**What you are asked to do**
Examine the records and identify each line that includes the string "capi". Copy those lines.

____________________

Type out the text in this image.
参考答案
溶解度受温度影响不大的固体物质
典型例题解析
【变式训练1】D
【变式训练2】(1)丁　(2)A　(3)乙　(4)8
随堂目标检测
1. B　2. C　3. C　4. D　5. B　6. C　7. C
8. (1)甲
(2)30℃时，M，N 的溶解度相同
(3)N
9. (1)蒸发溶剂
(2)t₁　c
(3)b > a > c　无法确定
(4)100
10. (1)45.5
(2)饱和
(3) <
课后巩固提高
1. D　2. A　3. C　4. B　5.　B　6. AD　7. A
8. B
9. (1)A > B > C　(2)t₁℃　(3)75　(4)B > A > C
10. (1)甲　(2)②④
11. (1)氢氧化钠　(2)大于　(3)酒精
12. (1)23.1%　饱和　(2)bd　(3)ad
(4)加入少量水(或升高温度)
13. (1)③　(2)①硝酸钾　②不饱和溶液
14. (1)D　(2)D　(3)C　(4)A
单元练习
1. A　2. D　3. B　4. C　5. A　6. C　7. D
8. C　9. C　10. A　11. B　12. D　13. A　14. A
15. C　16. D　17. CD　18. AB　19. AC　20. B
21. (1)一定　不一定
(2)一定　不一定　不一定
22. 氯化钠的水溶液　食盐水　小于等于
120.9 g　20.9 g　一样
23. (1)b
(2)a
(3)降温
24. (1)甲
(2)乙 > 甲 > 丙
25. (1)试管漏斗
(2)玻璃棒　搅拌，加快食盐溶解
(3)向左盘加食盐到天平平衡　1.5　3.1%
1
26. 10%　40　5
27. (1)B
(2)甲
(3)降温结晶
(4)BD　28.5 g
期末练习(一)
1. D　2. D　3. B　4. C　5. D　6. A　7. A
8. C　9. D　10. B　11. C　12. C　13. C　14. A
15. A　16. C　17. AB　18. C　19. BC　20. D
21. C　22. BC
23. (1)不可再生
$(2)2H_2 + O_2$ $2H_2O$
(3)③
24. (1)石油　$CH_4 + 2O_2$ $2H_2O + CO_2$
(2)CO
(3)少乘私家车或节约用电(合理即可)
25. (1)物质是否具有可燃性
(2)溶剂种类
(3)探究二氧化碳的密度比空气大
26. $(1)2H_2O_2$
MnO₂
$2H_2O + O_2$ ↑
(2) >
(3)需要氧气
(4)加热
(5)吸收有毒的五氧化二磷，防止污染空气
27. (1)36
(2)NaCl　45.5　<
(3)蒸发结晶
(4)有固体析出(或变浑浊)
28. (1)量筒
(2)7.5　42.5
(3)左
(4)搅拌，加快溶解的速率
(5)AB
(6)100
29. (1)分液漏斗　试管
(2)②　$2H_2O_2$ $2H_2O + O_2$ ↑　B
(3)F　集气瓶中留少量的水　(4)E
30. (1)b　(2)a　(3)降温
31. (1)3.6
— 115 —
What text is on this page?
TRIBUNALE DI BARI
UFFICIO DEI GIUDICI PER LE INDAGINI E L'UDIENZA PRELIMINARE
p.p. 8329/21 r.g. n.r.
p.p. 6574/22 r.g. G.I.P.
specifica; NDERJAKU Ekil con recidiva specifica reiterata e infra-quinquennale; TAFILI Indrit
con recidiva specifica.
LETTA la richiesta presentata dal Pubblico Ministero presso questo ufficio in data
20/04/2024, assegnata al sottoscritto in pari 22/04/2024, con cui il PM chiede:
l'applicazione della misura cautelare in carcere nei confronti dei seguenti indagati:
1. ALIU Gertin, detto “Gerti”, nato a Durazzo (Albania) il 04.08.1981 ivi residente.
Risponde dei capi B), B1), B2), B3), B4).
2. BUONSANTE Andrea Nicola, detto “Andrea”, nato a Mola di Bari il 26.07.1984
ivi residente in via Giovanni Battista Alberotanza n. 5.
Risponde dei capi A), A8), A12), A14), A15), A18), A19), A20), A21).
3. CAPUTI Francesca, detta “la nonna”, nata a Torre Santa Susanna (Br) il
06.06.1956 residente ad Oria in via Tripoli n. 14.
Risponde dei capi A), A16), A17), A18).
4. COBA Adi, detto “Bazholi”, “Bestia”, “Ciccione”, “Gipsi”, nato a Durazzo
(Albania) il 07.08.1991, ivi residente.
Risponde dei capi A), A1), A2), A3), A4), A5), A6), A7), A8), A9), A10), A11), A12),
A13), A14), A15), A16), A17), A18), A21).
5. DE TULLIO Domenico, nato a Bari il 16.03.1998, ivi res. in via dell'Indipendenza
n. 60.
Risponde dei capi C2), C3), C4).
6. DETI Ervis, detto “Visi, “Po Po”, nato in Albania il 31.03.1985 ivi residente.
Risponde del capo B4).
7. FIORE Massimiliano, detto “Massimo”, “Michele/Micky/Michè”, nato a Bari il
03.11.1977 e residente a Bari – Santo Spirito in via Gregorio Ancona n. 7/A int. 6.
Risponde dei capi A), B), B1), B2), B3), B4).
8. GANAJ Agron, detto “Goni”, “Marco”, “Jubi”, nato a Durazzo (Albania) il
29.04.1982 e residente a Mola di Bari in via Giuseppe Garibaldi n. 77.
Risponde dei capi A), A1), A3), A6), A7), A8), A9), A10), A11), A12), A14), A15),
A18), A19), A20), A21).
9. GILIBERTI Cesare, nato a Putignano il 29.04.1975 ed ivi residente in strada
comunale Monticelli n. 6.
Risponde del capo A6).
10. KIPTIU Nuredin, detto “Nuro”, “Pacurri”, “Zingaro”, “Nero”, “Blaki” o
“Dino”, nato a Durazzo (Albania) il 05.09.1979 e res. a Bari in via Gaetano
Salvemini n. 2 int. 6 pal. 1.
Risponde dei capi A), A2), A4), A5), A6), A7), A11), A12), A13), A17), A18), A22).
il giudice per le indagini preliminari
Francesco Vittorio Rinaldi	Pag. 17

____________________

**Written answer**
Risponde dei capi B), B1), B2), B3), B4).
Risponde dei capi A), A8), A12), A14), A15), A18), A19), A20), A21).
Risponde dei capi A), A16), A17), A18).
Risponde dei capi A), A1), A2), A3), A4), A5), A6), A7), A8), A9), A10), A11), A12),
Risponde dei capi C2), C3), C4).
Risponde dei capi A), B), B1), B2), B3), B4).
Risponde dei capi A), A1), A3), A6), A7), A8), A9), A10), A11), A12), A14), A15),
Risponde dei capi A), A2), A4), A5), A6), A7), A11), A12), A13), A17), A18), A22).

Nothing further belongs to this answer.